* _Prompt_
Omit the images, then output each of the records below exactly.

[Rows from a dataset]
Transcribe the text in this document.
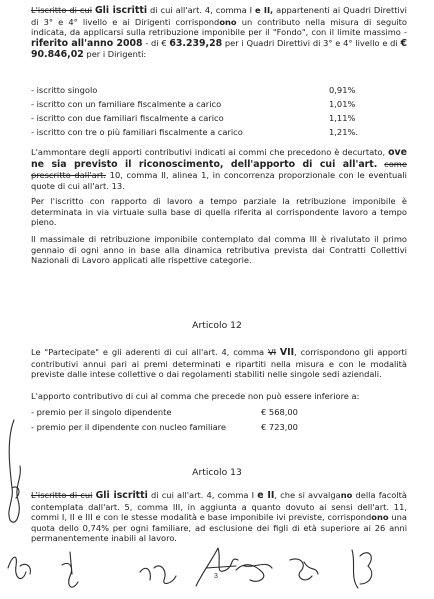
L'iscritto di cui Gli iscritti di cui all'art. 4, comma I e II, appartenenti ai Quadri Direttivi di 3° e 4° livello e ai Dirigenti corrispondono un contributo nella misura di seguito indicata, da applicarsi sulla retribuzione imponibile per il "Fondo", con il limite massimo - riferito all'anno 2008 - di € 63.239,28 per i Quadri Direttivi di 3° e 4° livello e di € 90.846,02 per i Dirigenti:

- iscritto singolo	0,91%
- iscritto con un familiare fiscalmente a carico	1,01%
- iscritto con due familiari fiscalmente a carico	1,11%
- iscritto con tre o più familiari fiscalmente a carico	1,21%.

L'ammontare degli apporti contributivi indicati ai commi che precedono è decurtato, ove ne sia previsto il riconoscimento, dell'apporto di cui all'art. come prescritto dall'art. 10, comma II, alinea 1, in concorrenza proporzionale con le eventuali quote di cui all'art. 13.

Per l'iscritto con rapporto di lavoro a tempo parziale la retribuzione imponibile è determinata in via virtuale sulla base di quella riferita al corrispondente lavoro a tempo pieno.

Il massimale di retribuzione imponibile contemplato dal comma III è rivalutato il primo gennaio di ogni anno in base alla dinamica retributiva prevista dai Contratti Collettivi Nazionali di Lavoro applicati alle rispettive categorie.

Articolo 12

Le "Partecipate" e gli aderenti di cui all'art. 4, comma VI VII, corrispondono gli apporti contributivi annui pari ai premi determinati e ripartiti nella misura e con le modalità previste dalle intese collettive o dai regolamenti stabiliti nelle singole sedi aziendali.

L'apporto contributivo di cui al comma che precede non può essere inferiore a:

- premio per il singolo dipendente	€ 568,00
- premio per il dipendente con nucleo familiare	€ 723,00
Articolo 13

L'iscritto di cui Gli iscritti di cui all'art. 4, comma I e II, che si avvalgano della facoltà contemplata dall'art. 5, comma III, in aggiunta a quanto dovuto ai sensi dell'art. 11, commi I, II e III e con le stesse modalità e base imponibile ivi previste, corrispondono una quota dello 0,74% per ogni familiare, ad esclusione dei figli di età superiore ai 26 anni permanentemente inabili al lavoro.

3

* _Complete answer_
Transcribe the text in this document.
L'iscritto di cui Gli iscritti di cui all'art. 4, comma I e II, appartenenti ai Quadri Direttivi di 3° e 4° livello e ai Dirigenti corrispondono un contributo nella misura di seguito indicata, da applicarsi sulla retribuzione imponibile per il "Fondo", con il limite massimo - riferito all'anno 2008 - di € 63.239,28 per i Quadri Direttivi di 3° e 4° livello e di € 90.846,02 per i Dirigenti:

- iscritto singolo	0,91%
- iscritto con un familiare fiscalmente a carico	1,01%
- iscritto con due familiari fiscalmente a carico	1,11%
- iscritto con tre o più familiari fiscalmente a carico	1,21%.

L'ammontare degli apporti contributivi indicati ai commi che precedono è decurtato, ove ne sia previsto il riconoscimento, dell'apporto di cui all'art. come prescritto dall'art. 10, comma II, alinea 1, in concorrenza proporzionale con le eventuali quote di cui all'art. 13.

Per l'iscritto con rapporto di lavoro a tempo parziale la retribuzione imponibile è determinata in via virtuale sulla base di quella riferita al corrispondente lavoro a tempo pieno.

Il massimale di retribuzione imponibile contemplato dal comma III è rivalutato il primo gennaio di ogni anno in base alla dinamica retributiva prevista dai Contratti Collettivi Nazionali di Lavoro applicati alle rispettive categorie.

Articolo 12

Le "Partecipate" e gli aderenti di cui all'art. 4, comma VI VII, corrispondono gli apporti contributivi annui pari ai premi determinati e ripartiti nella misura e con le modalità previste dalle intese collettive o dai regolamenti stabiliti nelle singole sedi aziendali.

L'apporto contributivo di cui al comma che precede non può essere inferiore a:

- premio per il singolo dipendente	€ 568,00
- premio per il dipendente con nucleo familiare	€ 723,00
Articolo 13

L'iscritto di cui Gli iscritti di cui all'art. 4, comma I e II, che si avvalgano della facoltà contemplata dall'art. 5, comma III, in aggiunta a quanto dovuto ai sensi dell'art. 11, commi I, II e III e con le stesse modalità e base imponibile ivi previste, corrispondono una quota dello 0,74% per ogni familiare, ad esclusione dei figli di età superiore ai 26 anni permanentemente inabili al lavoro.

3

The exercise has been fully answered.